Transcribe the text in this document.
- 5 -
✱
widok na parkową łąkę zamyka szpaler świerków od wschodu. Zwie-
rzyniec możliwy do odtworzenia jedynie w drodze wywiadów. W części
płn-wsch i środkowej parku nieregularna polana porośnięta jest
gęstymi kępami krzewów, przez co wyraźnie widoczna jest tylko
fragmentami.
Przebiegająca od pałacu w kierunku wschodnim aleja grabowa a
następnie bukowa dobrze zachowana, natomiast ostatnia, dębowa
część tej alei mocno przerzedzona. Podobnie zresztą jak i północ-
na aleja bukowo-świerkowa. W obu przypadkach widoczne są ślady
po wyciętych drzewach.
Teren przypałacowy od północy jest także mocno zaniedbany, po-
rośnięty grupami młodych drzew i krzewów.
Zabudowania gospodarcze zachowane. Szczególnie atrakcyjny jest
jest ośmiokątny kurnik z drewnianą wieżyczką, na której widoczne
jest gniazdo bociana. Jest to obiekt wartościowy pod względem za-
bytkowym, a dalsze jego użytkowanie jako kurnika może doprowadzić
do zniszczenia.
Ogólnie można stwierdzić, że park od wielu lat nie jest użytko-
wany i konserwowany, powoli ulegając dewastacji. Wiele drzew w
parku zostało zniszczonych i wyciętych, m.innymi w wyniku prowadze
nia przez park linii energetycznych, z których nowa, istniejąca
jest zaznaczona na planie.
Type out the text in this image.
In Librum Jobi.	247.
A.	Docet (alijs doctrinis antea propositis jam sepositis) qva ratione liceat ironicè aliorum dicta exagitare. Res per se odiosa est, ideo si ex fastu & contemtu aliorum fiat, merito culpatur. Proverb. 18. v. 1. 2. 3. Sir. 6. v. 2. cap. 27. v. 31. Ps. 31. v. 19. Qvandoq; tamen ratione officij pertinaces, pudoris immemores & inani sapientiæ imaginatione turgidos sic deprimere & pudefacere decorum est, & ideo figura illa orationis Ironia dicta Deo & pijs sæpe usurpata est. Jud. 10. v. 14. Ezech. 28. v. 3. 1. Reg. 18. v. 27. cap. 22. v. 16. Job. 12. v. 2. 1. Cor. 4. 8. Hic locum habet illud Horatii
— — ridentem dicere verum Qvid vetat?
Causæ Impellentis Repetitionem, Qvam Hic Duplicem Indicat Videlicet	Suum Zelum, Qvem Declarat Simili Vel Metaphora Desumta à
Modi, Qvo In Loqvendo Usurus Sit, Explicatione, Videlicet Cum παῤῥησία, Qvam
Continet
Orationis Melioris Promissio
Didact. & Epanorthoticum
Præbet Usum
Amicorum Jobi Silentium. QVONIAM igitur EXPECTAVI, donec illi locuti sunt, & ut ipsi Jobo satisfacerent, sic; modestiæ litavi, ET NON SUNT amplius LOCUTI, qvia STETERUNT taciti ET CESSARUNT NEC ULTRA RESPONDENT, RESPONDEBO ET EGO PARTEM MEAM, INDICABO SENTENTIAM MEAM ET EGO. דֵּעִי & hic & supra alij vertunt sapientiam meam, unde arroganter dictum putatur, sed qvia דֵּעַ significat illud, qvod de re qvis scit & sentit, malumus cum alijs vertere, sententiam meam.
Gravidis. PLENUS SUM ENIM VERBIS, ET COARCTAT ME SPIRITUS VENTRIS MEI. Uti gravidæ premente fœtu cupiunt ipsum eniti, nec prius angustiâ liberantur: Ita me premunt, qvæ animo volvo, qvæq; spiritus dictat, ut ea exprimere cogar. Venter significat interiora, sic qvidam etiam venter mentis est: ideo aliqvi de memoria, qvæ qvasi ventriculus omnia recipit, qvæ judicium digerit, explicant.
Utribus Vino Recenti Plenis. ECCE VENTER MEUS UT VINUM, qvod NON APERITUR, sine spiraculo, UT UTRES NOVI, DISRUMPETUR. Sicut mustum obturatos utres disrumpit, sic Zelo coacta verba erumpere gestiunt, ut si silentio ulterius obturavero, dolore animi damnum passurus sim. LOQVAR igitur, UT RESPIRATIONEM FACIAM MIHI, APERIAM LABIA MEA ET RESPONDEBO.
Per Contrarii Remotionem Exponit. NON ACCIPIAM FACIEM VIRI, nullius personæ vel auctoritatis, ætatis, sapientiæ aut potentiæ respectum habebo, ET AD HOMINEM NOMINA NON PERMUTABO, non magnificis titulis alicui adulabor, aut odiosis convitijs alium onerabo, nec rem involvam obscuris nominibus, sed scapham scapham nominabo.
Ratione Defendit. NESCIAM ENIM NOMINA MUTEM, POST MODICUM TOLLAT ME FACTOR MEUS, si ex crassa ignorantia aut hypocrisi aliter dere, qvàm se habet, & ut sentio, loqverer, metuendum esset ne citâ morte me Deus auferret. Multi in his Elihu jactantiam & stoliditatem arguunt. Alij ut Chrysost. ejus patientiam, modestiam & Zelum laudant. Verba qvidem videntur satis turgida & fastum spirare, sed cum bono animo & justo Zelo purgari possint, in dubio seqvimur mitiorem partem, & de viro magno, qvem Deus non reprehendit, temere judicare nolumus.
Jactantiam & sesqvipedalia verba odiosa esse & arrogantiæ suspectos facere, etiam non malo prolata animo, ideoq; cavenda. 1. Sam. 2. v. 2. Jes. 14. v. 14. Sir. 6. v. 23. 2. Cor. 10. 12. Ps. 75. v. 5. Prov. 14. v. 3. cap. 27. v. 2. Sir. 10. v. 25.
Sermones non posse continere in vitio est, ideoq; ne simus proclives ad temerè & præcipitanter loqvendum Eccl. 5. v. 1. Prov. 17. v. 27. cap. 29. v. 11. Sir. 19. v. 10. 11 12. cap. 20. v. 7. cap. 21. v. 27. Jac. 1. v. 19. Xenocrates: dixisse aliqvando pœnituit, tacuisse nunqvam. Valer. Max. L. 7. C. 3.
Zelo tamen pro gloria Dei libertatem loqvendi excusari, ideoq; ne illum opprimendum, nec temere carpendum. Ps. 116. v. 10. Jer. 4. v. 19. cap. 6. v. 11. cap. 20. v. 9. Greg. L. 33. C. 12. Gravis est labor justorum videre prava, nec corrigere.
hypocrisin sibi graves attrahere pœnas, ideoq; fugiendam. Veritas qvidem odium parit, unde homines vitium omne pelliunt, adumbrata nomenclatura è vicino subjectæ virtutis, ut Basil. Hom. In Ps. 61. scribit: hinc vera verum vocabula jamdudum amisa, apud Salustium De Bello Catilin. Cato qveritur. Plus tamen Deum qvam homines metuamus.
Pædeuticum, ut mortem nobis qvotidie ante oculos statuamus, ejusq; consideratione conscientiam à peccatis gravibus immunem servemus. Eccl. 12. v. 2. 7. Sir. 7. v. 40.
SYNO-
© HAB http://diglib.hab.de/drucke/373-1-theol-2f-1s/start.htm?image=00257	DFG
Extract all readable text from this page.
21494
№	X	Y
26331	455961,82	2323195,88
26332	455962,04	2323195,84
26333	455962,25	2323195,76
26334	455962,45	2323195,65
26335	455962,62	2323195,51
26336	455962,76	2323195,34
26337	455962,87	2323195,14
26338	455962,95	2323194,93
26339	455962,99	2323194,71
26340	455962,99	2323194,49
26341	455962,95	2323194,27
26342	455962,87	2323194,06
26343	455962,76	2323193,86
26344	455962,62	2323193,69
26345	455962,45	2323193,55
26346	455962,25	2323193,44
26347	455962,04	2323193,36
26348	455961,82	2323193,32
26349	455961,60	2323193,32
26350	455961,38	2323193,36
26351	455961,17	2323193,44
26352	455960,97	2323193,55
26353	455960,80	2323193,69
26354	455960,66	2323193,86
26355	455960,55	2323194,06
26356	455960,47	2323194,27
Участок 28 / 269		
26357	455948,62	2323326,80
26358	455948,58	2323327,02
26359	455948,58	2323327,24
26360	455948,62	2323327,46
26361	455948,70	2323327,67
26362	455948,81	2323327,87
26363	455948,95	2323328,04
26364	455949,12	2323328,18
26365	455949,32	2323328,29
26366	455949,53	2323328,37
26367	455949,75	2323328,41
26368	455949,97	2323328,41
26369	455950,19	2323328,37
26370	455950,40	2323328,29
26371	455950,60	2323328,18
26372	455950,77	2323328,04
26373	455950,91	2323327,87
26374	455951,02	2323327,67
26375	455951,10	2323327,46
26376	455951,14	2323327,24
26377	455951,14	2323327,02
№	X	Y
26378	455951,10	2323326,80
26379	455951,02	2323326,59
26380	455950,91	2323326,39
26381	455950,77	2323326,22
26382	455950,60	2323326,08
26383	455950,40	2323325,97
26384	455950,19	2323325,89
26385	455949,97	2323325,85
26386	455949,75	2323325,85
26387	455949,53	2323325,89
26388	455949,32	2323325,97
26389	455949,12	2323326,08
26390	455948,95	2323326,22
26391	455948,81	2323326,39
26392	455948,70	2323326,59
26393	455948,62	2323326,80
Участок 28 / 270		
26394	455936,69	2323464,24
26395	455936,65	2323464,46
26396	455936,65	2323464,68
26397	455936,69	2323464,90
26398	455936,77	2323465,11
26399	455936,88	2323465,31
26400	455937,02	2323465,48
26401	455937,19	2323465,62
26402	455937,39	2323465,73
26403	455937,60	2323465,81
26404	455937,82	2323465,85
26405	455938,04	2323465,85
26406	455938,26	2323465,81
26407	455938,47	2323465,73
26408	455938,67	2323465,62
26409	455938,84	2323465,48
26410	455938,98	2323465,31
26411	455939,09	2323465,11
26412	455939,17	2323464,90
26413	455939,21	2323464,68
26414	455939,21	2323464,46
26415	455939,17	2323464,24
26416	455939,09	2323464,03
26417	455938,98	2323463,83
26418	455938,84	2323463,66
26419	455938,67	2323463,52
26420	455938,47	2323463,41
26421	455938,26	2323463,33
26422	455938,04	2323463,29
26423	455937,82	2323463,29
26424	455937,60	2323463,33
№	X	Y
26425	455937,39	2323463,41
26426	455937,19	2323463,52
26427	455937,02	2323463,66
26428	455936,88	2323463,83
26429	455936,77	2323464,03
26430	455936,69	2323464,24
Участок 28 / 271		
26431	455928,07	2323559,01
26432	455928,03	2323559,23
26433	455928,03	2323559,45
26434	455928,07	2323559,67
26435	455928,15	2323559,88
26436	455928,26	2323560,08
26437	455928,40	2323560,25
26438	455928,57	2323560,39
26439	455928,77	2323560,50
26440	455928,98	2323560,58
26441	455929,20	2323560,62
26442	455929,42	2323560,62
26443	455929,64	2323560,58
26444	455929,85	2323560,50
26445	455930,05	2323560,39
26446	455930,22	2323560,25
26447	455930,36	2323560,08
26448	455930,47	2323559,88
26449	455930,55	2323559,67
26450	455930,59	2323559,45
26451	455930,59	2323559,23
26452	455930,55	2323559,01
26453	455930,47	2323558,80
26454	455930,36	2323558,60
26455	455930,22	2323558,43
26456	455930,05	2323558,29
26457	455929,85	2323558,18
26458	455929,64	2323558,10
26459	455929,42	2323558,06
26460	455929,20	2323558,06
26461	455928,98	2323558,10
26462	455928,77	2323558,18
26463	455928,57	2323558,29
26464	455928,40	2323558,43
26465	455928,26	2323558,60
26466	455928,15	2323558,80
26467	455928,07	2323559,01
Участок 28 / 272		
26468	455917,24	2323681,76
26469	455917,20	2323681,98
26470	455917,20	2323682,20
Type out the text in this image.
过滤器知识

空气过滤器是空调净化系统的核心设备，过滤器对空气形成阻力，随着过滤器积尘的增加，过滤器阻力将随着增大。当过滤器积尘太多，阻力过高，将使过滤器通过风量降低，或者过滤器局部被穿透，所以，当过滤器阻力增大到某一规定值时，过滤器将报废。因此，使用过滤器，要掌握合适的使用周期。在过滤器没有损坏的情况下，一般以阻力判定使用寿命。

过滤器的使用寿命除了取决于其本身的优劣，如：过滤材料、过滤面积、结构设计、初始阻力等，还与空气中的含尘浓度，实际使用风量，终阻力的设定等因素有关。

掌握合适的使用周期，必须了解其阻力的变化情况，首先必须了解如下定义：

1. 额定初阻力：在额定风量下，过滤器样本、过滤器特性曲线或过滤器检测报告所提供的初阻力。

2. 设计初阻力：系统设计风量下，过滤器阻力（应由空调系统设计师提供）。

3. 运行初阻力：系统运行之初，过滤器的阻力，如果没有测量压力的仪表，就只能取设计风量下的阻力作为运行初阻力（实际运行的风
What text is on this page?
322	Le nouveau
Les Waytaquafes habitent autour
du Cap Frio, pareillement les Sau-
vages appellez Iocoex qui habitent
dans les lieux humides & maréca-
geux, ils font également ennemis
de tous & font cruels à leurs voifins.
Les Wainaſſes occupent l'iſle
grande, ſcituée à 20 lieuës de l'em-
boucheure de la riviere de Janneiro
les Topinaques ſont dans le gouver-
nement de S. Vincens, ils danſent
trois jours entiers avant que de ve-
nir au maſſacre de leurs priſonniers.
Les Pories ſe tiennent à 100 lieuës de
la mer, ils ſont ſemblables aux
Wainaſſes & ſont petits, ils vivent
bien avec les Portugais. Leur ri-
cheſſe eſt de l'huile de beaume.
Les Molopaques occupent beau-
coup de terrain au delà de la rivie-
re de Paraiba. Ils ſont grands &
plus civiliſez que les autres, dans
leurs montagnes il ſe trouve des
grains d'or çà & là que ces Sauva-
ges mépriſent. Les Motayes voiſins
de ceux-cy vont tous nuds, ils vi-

§ Problem description
Check every line of the material for the string "page" and give the number of lines that have it, without anything else.

§ Task output
2